What you need to do: When you reply, transcribe every line of the data below exactly.

The records:
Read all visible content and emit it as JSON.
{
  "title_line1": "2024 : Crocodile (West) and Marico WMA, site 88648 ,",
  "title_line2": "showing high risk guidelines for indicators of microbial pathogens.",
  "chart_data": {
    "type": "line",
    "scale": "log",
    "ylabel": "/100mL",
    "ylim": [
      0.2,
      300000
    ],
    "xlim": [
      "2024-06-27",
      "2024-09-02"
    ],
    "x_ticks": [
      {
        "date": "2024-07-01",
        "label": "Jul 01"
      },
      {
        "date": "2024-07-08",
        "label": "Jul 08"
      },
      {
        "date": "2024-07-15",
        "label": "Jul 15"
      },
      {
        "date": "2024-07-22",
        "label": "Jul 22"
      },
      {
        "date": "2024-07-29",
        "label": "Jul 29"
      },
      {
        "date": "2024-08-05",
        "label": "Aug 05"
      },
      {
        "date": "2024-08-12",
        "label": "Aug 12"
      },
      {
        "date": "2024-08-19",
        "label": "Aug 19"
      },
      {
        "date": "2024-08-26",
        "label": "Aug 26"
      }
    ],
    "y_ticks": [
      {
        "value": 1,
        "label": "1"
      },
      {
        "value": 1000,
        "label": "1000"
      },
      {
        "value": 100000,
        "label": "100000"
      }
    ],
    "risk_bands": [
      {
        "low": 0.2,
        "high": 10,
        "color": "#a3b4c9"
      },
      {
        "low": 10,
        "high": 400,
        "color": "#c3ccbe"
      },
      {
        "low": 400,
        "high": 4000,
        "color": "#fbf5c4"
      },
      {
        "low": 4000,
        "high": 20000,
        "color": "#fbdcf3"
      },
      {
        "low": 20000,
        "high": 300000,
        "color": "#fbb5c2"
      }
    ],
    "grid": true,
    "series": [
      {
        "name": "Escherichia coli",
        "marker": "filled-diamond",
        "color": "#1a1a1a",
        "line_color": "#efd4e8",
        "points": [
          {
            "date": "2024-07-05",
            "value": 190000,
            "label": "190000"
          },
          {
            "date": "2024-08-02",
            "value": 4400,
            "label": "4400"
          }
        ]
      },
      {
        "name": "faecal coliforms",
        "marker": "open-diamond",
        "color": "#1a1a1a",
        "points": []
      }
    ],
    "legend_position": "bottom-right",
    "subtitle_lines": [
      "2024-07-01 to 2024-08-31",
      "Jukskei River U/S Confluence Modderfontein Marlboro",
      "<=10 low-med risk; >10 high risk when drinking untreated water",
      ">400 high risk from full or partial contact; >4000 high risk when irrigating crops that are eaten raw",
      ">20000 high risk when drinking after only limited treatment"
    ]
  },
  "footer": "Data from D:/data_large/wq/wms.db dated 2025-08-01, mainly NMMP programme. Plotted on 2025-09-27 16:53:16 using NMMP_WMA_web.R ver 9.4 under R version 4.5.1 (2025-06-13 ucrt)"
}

Result for this exercise:
Read all visible content and emit it as JSON.
{
  "title_line1": "2024 : Crocodile (West) and Marico WMA, site 88648 ,",
  "title_line2": "showing high risk guidelines for indicators of microbial pathogens.",
  "chart_data": {
    "type": "line",
    "scale": "log",
    "ylabel": "/100mL",
    "ylim": [
      0.2,
      300000
    ],
    "xlim": [
      "2024-06-27",
      "2024-09-02"
    ],
    "x_ticks": [
      {
        "date": "2024-07-01",
        "label": "Jul 01"
      },
      {
        "date": "2024-07-08",
        "label": "Jul 08"
      },
      {
        "date": "2024-07-15",
        "label": "Jul 15"
      },
      {
        "date": "2024-07-22",
        "label": "Jul 22"
      },
      {
        "date": "2024-07-29",
        "label": "Jul 29"
      },
      {
        "date": "2024-08-05",
        "label": "Aug 05"
      },
      {
        "date": "2024-08-12",
        "label": "Aug 12"
      },
      {
        "date": "2024-08-19",
        "label": "Aug 19"
      },
      {
        "date": "2024-08-26",
        "label": "Aug 26"
      }
    ],
    "y_ticks": [
      {
        "value": 1,
        "label": "1"
      },
      {
        "value": 1000,
        "label": "1000"
      },
      {
        "value": 100000,
        "label": "100000"
      }
    ],
    "risk_bands": [
      {
        "low": 0.2,
        "high": 10,
        "color": "#a3b4c9"
      },
      {
        "low": 10,
        "high": 400,
        "color": "#c3ccbe"
      },
      {
        "low": 400,
        "high": 4000,
        "color": "#fbf5c4"
      },
      {
        "low": 4000,
        "high": 20000,
        "color": "#fbdcf3"
      },
      {
        "low": 20000,
        "high": 300000,
        "color": "#fbb5c2"
      }
    ],
    "grid": true,
    "series": [
      {
        "name": "Escherichia coli",
        "marker": "filled-diamond",
        "color": "#1a1a1a",
        "line_color": "#efd4e8",
        "points": [
          {
            "date": "2024-07-05",
            "value": 190000,
            "label": "190000"
          },
          {
            "date": "2024-08-02",
            "value": 4400,
            "label": "4400"
          }
        ]
      },
      {
        "name": "faecal coliforms",
        "marker": "open-diamond",
        "color": "#1a1a1a",
        "points": []
      }
    ],
    "legend_position": "bottom-right",
    "subtitle_lines": [
      "2024-07-01 to 2024-08-31",
      "Jukskei River U/S Confluence Modderfontein Marlboro",
      "<=10 low-med risk; >10 high risk when drinking untreated water",
      ">400 high risk from full or partial contact; >4000 high risk when irrigating crops that are eaten raw",
      ">20000 high risk when drinking after only limited treatment"
    ]
  },
  "footer": "Data from D:/data_large/wq/wms.db dated 2025-08-01, mainly NMMP programme. Plotted on 2025-09-27 16:53:16 using NMMP_WMA_web.R ver 9.4 under R version 4.5.1 (2025-06-13 ucrt)"
}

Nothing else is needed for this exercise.